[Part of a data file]
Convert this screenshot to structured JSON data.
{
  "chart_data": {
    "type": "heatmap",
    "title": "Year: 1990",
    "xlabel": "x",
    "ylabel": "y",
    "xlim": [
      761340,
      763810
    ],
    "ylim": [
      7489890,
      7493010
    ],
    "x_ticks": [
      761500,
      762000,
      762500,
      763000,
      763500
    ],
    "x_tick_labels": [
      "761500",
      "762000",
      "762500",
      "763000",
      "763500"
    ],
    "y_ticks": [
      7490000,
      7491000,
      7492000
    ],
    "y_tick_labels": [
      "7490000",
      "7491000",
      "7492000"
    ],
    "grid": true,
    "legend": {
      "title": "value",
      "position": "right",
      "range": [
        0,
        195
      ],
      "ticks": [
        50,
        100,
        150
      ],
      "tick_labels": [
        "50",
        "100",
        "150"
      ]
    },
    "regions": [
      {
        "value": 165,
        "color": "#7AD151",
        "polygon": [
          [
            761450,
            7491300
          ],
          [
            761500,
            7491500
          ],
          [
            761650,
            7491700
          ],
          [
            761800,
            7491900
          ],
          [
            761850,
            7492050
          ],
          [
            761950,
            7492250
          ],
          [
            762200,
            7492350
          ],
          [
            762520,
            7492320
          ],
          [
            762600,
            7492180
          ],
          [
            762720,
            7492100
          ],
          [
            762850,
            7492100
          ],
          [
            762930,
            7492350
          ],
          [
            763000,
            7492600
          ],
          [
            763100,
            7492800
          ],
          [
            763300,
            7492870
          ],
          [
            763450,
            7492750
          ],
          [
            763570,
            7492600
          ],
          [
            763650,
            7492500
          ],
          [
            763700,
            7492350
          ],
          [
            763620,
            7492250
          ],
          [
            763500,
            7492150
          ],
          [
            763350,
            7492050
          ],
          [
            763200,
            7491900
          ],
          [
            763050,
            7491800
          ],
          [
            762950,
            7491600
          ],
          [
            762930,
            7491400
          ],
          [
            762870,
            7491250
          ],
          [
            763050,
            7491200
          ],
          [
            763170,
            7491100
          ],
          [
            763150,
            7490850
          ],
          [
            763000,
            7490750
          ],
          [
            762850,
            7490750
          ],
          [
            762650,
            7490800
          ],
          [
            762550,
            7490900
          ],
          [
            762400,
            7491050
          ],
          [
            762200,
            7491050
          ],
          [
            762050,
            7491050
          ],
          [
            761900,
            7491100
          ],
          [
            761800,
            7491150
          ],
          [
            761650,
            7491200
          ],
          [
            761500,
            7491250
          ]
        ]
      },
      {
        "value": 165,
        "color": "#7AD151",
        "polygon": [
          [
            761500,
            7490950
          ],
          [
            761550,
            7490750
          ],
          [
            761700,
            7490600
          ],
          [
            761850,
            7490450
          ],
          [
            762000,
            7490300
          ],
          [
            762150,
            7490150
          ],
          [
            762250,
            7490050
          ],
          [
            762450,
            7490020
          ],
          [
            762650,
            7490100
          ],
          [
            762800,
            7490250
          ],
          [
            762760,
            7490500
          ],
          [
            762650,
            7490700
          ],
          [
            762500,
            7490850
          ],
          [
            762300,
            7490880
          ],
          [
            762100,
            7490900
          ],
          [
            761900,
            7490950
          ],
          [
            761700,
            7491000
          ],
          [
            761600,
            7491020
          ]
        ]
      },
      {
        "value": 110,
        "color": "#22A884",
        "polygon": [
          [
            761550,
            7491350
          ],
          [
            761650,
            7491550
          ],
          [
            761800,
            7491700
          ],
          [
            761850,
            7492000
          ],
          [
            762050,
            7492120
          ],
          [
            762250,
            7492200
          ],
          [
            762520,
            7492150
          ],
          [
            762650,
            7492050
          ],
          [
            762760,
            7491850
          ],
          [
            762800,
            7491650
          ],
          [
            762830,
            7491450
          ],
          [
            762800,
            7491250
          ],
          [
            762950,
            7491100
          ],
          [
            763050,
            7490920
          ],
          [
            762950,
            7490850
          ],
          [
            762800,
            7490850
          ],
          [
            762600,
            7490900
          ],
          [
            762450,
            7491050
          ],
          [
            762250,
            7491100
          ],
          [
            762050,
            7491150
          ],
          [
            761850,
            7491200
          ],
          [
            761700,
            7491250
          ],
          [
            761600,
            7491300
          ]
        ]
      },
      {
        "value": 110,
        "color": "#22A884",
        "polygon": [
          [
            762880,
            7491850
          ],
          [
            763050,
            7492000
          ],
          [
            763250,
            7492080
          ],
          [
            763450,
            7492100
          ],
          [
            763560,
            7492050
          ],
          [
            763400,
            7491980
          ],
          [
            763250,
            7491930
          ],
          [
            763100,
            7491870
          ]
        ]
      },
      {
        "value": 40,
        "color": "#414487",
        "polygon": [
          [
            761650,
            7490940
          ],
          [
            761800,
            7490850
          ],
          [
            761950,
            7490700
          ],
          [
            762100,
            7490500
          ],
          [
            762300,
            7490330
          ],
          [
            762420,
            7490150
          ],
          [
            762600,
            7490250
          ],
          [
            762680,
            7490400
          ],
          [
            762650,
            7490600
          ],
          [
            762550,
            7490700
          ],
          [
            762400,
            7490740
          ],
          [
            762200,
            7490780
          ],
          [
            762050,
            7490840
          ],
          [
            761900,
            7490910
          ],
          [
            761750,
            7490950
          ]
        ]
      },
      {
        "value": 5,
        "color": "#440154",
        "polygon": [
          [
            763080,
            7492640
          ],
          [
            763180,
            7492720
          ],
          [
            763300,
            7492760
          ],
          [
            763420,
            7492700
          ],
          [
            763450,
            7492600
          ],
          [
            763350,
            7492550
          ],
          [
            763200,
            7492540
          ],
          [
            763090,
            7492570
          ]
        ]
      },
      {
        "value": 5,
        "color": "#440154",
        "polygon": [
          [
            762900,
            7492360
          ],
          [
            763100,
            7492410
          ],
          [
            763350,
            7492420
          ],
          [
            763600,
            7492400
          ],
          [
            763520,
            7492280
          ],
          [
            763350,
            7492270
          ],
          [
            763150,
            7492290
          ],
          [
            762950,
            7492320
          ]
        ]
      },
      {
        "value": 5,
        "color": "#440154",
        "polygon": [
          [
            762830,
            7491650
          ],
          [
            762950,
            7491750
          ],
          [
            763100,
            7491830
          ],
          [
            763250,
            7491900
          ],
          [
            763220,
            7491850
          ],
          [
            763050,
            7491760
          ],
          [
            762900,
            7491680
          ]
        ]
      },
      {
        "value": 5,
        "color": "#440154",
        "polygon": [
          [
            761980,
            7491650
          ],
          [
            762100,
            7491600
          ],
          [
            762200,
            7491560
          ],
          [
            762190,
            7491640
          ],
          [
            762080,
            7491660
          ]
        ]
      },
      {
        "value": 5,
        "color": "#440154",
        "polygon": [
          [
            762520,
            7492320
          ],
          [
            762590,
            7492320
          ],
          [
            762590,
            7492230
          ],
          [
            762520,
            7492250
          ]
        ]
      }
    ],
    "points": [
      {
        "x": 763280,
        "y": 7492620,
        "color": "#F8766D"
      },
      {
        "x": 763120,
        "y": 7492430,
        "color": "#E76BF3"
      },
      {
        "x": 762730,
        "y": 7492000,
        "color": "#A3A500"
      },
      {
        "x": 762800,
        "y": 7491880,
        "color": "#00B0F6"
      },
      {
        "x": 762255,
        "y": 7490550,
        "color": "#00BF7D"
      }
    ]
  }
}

GIVEN INSTRUCTION: Transcribe each entry exactly.

FULL SOLUTION:
Convert this screenshot to structured JSON data.
{
  "chart_data": {
    "type": "heatmap",
    "title": "Year: 1990",
    "xlabel": "x",
    "ylabel": "y",
    "xlim": [
      761340,
      763810
    ],
    "ylim": [
      7489890,
      7493010
    ],
    "x_ticks": [
      761500,
      762000,
      762500,
      763000,
      763500
    ],
    "x_tick_labels": [
      "761500",
      "762000",
      "762500",
      "763000",
      "763500"
    ],
    "y_ticks": [
      7490000,
      7491000,
      7492000
    ],
    "y_tick_labels": [
      "7490000",
      "7491000",
      "7492000"
    ],
    "grid": true,
    "legend": {
      "title": "value",
      "position": "right",
      "range": [
        0,
        195
      ],
      "ticks": [
        50,
        100,
        150
      ],
      "tick_labels": [
        "50",
        "100",
        "150"
      ]
    },
    "regions": [
      {
        "value": 165,
        "color": "#7AD151",
        "polygon": [
          [
            761450,
            7491300
          ],
          [
            761500,
            7491500
          ],
          [
            761650,
            7491700
          ],
          [
            761800,
            7491900
          ],
          [
            761850,
            7492050
          ],
          [
            761950,
            7492250
          ],
          [
            762200,
            7492350
          ],
          [
            762520,
            7492320
          ],
          [
            762600,
            7492180
          ],
          [
            762720,
            7492100
          ],
          [
            762850,
            7492100
          ],
          [
            762930,
            7492350
          ],
          [
            763000,
            7492600
          ],
          [
            763100,
            7492800
          ],
          [
            763300,
            7492870
          ],
          [
            763450,
            7492750
          ],
          [
            763570,
            7492600
          ],
          [
            763650,
            7492500
          ],
          [
            763700,
            7492350
          ],
          [
            763620,
            7492250
          ],
          [
            763500,
            7492150
          ],
          [
            763350,
            7492050
          ],
          [
            763200,
            7491900
          ],
          [
            763050,
            7491800
          ],
          [
            762950,
            7491600
          ],
          [
            762930,
            7491400
          ],
          [
            762870,
            7491250
          ],
          [
            763050,
            7491200
          ],
          [
            763170,
            7491100
          ],
          [
            763150,
            7490850
          ],
          [
            763000,
            7490750
          ],
          [
            762850,
            7490750
          ],
          [
            762650,
            7490800
          ],
          [
            762550,
            7490900
          ],
          [
            762400,
            7491050
          ],
          [
            762200,
            7491050
          ],
          [
            762050,
            7491050
          ],
          [
            761900,
            7491100
          ],
          [
            761800,
            7491150
          ],
          [
            761650,
            7491200
          ],
          [
            761500,
            7491250
          ]
        ]
      },
      {
        "value": 165,
        "color": "#7AD151",
        "polygon": [
          [
            761500,
            7490950
          ],
          [
            761550,
            7490750
          ],
          [
            761700,
            7490600
          ],
          [
            761850,
            7490450
          ],
          [
            762000,
            7490300
          ],
          [
            762150,
            7490150
          ],
          [
            762250,
            7490050
          ],
          [
            762450,
            7490020
          ],
          [
            762650,
            7490100
          ],
          [
            762800,
            7490250
          ],
          [
            762760,
            7490500
          ],
          [
            762650,
            7490700
          ],
          [
            762500,
            7490850
          ],
          [
            762300,
            7490880
          ],
          [
            762100,
            7490900
          ],
          [
            761900,
            7490950
          ],
          [
            761700,
            7491000
          ],
          [
            761600,
            7491020
          ]
        ]
      },
      {
        "value": 110,
        "color": "#22A884",
        "polygon": [
          [
            761550,
            7491350
          ],
          [
            761650,
            7491550
          ],
          [
            761800,
            7491700
          ],
          [
            761850,
            7492000
          ],
          [
            762050,
            7492120
          ],
          [
            762250,
            7492200
          ],
          [
            762520,
            7492150
          ],
          [
            762650,
            7492050
          ],
          [
            762760,
            7491850
          ],
          [
            762800,
            7491650
          ],
          [
            762830,
            7491450
          ],
          [
            762800,
            7491250
          ],
          [
            762950,
            7491100
          ],
          [
            763050,
            7490920
          ],
          [
            762950,
            7490850
          ],
          [
            762800,
            7490850
          ],
          [
            762600,
            7490900
          ],
          [
            762450,
            7491050
          ],
          [
            762250,
            7491100
          ],
          [
            762050,
            7491150
          ],
          [
            761850,
            7491200
          ],
          [
            761700,
            7491250
          ],
          [
            761600,
            7491300
          ]
        ]
      },
      {
        "value": 110,
        "color": "#22A884",
        "polygon": [
          [
            762880,
            7491850
          ],
          [
            763050,
            7492000
          ],
          [
            763250,
            7492080
          ],
          [
            763450,
            7492100
          ],
          [
            763560,
            7492050
          ],
          [
            763400,
            7491980
          ],
          [
            763250,
            7491930
          ],
          [
            763100,
            7491870
          ]
        ]
      },
      {
        "value": 40,
        "color": "#414487",
        "polygon": [
          [
            761650,
            7490940
          ],
          [
            761800,
            7490850
          ],
          [
            761950,
            7490700
          ],
          [
            762100,
            7490500
          ],
          [
            762300,
            7490330
          ],
          [
            762420,
            7490150
          ],
          [
            762600,
            7490250
          ],
          [
            762680,
            7490400
          ],
          [
            762650,
            7490600
          ],
          [
            762550,
            7490700
          ],
          [
            762400,
            7490740
          ],
          [
            762200,
            7490780
          ],
          [
            762050,
            7490840
          ],
          [
            761900,
            7490910
          ],
          [
            761750,
            7490950
          ]
        ]
      },
      {
        "value": 5,
        "color": "#440154",
        "polygon": [
          [
            763080,
            7492640
          ],
          [
            763180,
            7492720
          ],
          [
            763300,
            7492760
          ],
          [
            763420,
            7492700
          ],
          [
            763450,
            7492600
          ],
          [
            763350,
            7492550
          ],
          [
            763200,
            7492540
          ],
          [
            763090,
            7492570
          ]
        ]
      },
      {
        "value": 5,
        "color": "#440154",
        "polygon": [
          [
            762900,
            7492360
          ],
          [
            763100,
            7492410
          ],
          [
            763350,
            7492420
          ],
          [
            763600,
            7492400
          ],
          [
            763520,
            7492280
          ],
          [
            763350,
            7492270
          ],
          [
            763150,
            7492290
          ],
          [
            762950,
            7492320
          ]
        ]
      },
      {
        "value": 5,
        "color": "#440154",
        "polygon": [
          [
            762830,
            7491650
          ],
          [
            762950,
            7491750
          ],
          [
            763100,
            7491830
          ],
          [
            763250,
            7491900
          ],
          [
            763220,
            7491850
          ],
          [
            763050,
            7491760
          ],
          [
            762900,
            7491680
          ]
        ]
      },
      {
        "value": 5,
        "color": "#440154",
        "polygon": [
          [
            761980,
            7491650
          ],
          [
            762100,
            7491600
          ],
          [
            762200,
            7491560
          ],
          [
            762190,
            7491640
          ],
          [
            762080,
            7491660
          ]
        ]
      },
      {
        "value": 5,
        "color": "#440154",
        "polygon": [
          [
            762520,
            7492320
          ],
          [
            762590,
            7492320
          ],
          [
            762590,
            7492230
          ],
          [
            762520,
            7492250
          ]
        ]
      }
    ],
    "points": [
      {
        "x": 763280,
        "y": 7492620,
        "color": "#F8766D"
      },
      {
        "x": 763120,
        "y": 7492430,
        "color": "#E76BF3"
      },
      {
        "x": 762730,
        "y": 7492000,
        "color": "#A3A500"
      },
      {
        "x": 762800,
        "y": 7491880,
        "color": "#00B0F6"
      },
      {
        "x": 762255,
        "y": 7490550,
        "color": "#00BF7D"
      }
    ]
  }
}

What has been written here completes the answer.